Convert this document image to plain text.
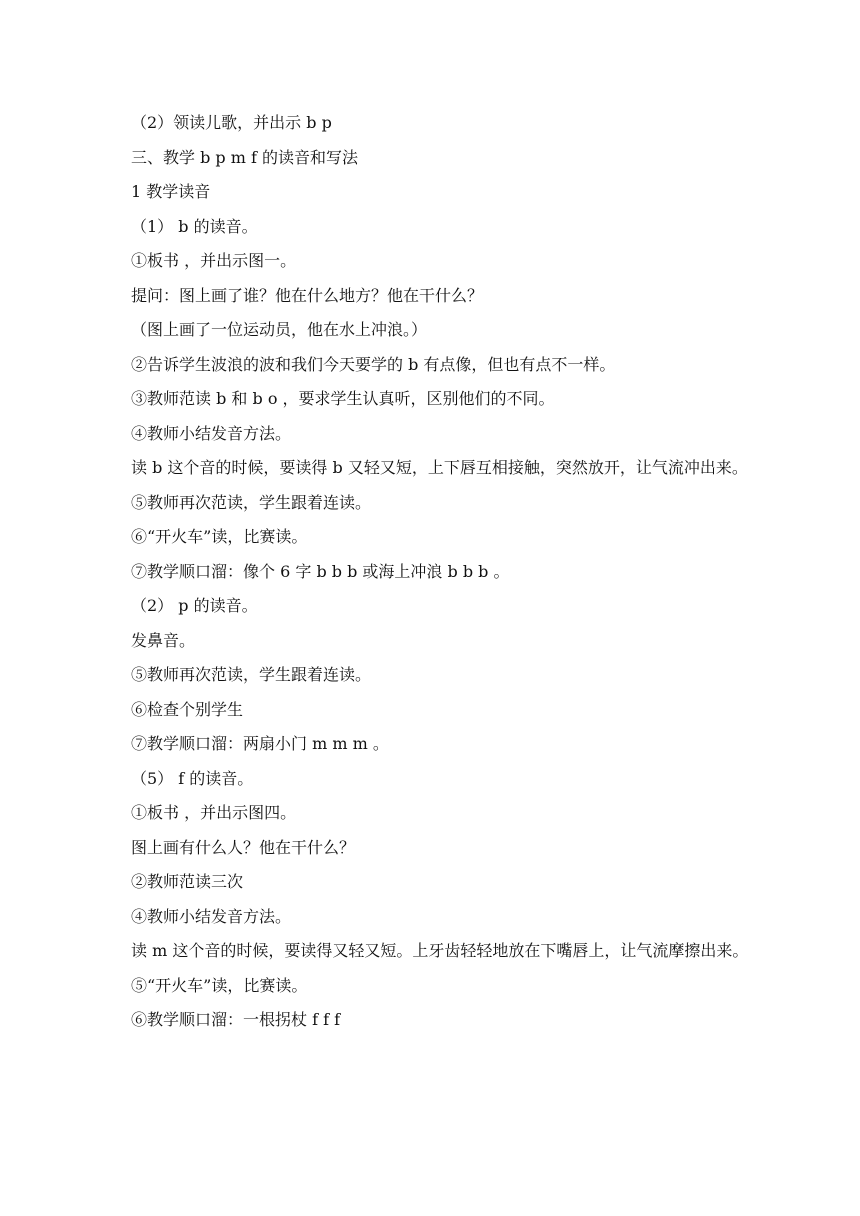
（2）领读儿歌，并出示 b p
三、教学 b p m f 的读音和写法
1 教学读音
（1） b 的读音。
①板书 ，并出示图一。
提问：图上画了谁？他在什么地方？他在干什么？
（图上画了一位运动员，他在水上冲浪。）
②告诉学生波浪的波和我们今天要学的 b 有点像，但也有点不一样。
③教师范读 b 和 b o ，要求学生认真听，区别他们的不同。
④教师小结发音方法。
读 b 这个音的时候，要读得 b 又轻又短，上下唇互相接触，突然放开，让气流冲出来。
⑤教师再次范读，学生跟着连读。
⑥“开火车”读，比赛读。
⑦教学顺口溜：像个 6 字 b b b 或海上冲浪 b b b 。
（2） p 的读音。
发鼻音。
⑤教师再次范读，学生跟着连读。
⑥检查个别学生
⑦教学顺口溜：两扇小门 m m m 。
（5） f 的读音。
①板书 ，并出示图四。
图上画有什么人？他在干什么？
②教师范读三次
④教师小结发音方法。
读 m 这个音的时候，要读得又轻又短。上牙齿轻轻地放在下嘴唇上，让气流摩擦出来。
⑤“开火车”读，比赛读。
⑥教学顺口溜：一根拐杖 f f f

> Written task: Repeat the records in full, exactly as they appear, without the pictures.

> Solution for this problem:
Convert this document image to plain text.
（2）领读儿歌，并出示 b p
三、教学 b p m f 的读音和写法
1 教学读音
（1） b 的读音。
①板书 ，并出示图一。
提问：图上画了谁？他在什么地方？他在干什么？
（图上画了一位运动员，他在水上冲浪。）
②告诉学生波浪的波和我们今天要学的 b 有点像，但也有点不一样。
③教师范读 b 和 b o ，要求学生认真听，区别他们的不同。
④教师小结发音方法。
读 b 这个音的时候，要读得 b 又轻又短，上下唇互相接触，突然放开，让气流冲出来。
⑤教师再次范读，学生跟着连读。
⑥“开火车”读，比赛读。
⑦教学顺口溜：像个 6 字 b b b 或海上冲浪 b b b 。
（2） p 的读音。
发鼻音。
⑤教师再次范读，学生跟着连读。
⑥检查个别学生
⑦教学顺口溜：两扇小门 m m m 。
（5） f 的读音。
①板书 ，并出示图四。
图上画有什么人？他在干什么？
②教师范读三次
④教师小结发音方法。
读 m 这个音的时候，要读得又轻又短。上牙齿轻轻地放在下嘴唇上，让气流摩擦出来。
⑤“开火车”读，比赛读。
⑥教学顺口溜：一根拐杖 f f f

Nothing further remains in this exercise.